TEXTE DE L'EXERCICE:
Même s‘il y a apprentissage de moyens techniques de diffusion d‘information, il n‘y a pas pour autant création de connaissances et encore moins de savoirs. Toutefois même si ces techniques ne participent pas vraiment de l‘individuation intellectuelle, elles sont des moyens d‘accéder à des formes d‘individuation sociale :

Le nouveau panorama de services communicationnels permet donc au jeune d‘avoir une gestion plus aisée de son portefeuille de relations. Tandis que pendant la journée du collège, les conventions demandent de respecter l‘impératif de fidélité à son groupe de pairs, il devient possible, le soir, de mobiliser ses liens strictement personnels, et en cela d‘affirmer et d‘être reconnu dans son individualité. Les outils de communication offrent également de nouvelles modalités pour partager confidences, secrets et « délires », tout en éludant les indésirables de la cour. Leurs usages sont donc indirectement un moyen de tracer et de redessiner les frontières du groupe, sur le mode de l‘inclusion et de l‘exclusion. On est invité sur la liste de Msn ou on ne l‘est pas : le processus d‘élection renforce les solidarités. C‘est pour cette même raison que les jeunes qui ne sont pas équipés d‘internet à domicile disent éprouver un certain manque. 169

Par conséquent ces pratiques qui gèrent de l‘information à portée courte, à la fois en termes de temporalité et d‘intérêt localisé, ne méritent pas un rejet de la part des institutions scolaires mais peuvent selon nous constituer des moyens pour former à la culture de l‘information.

Encore faut-il pour cela utiliser ces technologies avec une visée pédagogique.

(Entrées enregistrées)
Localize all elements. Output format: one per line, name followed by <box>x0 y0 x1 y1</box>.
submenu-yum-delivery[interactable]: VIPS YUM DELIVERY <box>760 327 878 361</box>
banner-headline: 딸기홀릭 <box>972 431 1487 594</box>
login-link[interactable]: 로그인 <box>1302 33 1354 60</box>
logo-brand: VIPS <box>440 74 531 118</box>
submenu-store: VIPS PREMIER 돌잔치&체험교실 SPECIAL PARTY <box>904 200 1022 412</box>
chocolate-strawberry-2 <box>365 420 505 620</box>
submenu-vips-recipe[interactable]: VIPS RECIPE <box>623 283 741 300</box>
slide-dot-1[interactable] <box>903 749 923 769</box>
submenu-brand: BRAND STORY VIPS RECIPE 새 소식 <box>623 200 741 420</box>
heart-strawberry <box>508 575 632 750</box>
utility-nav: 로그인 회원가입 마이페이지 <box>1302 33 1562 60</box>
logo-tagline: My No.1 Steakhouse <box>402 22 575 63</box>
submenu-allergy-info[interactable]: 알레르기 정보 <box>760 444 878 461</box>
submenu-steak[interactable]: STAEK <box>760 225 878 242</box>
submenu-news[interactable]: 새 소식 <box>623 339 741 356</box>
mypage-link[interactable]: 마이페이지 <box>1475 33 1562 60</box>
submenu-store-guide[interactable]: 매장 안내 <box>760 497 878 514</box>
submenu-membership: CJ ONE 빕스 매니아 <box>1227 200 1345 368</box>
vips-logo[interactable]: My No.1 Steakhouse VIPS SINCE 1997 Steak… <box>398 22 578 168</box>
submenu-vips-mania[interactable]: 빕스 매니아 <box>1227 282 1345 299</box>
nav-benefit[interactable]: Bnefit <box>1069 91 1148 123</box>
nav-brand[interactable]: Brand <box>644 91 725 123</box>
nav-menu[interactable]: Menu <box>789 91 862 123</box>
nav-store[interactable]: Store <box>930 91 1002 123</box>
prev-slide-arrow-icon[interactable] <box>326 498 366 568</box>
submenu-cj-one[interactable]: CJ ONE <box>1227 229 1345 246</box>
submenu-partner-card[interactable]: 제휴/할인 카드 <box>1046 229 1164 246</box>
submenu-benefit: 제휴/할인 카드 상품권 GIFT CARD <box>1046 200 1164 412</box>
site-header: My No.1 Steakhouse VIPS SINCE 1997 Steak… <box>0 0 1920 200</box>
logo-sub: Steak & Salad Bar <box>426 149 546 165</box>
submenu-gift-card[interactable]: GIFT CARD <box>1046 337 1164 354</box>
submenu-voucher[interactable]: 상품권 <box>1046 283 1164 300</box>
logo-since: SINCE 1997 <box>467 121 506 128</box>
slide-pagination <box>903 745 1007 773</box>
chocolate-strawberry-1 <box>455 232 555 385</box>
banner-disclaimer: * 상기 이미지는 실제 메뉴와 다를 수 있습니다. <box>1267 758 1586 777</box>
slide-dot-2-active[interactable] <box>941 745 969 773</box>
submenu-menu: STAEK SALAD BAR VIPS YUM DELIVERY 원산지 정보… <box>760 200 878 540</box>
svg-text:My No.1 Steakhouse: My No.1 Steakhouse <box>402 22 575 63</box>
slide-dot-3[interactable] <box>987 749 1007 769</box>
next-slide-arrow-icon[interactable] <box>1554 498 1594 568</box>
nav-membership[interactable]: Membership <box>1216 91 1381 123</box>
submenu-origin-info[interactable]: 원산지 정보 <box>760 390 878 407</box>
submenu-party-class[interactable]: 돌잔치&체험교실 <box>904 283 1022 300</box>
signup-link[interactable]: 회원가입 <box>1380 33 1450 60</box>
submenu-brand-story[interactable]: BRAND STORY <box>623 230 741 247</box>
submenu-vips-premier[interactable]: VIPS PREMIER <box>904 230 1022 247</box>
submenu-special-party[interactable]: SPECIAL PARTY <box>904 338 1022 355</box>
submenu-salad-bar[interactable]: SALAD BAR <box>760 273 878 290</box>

CONSIGNE: Indiquez si chacun des énoncés suivants concorde avec le texte sur les outils de communication des jeunes, en répondant par oui ou par non et en citant les mots du texte qui tranchent : (a) l'apprentissage de moyens techniques de diffusion d'information crée des connaissances ; (b) les jeunes sans internet à domicile disent ressentir un manque ; (c) ces pratiques méritent d'être rejetées par les institutions scolaires.

RÉPONSE ATTENDUE:
(a) Non : « il n‘y a pas pour autant création de connaissances et encore moins de savoirs ».
(b) Oui : « les jeunes qui ne sont pas équipés d‘internet à domicile disent éprouver un certain manque ».
(c) Non : « ne méritent pas un rejet de la part des institutions scolaires ».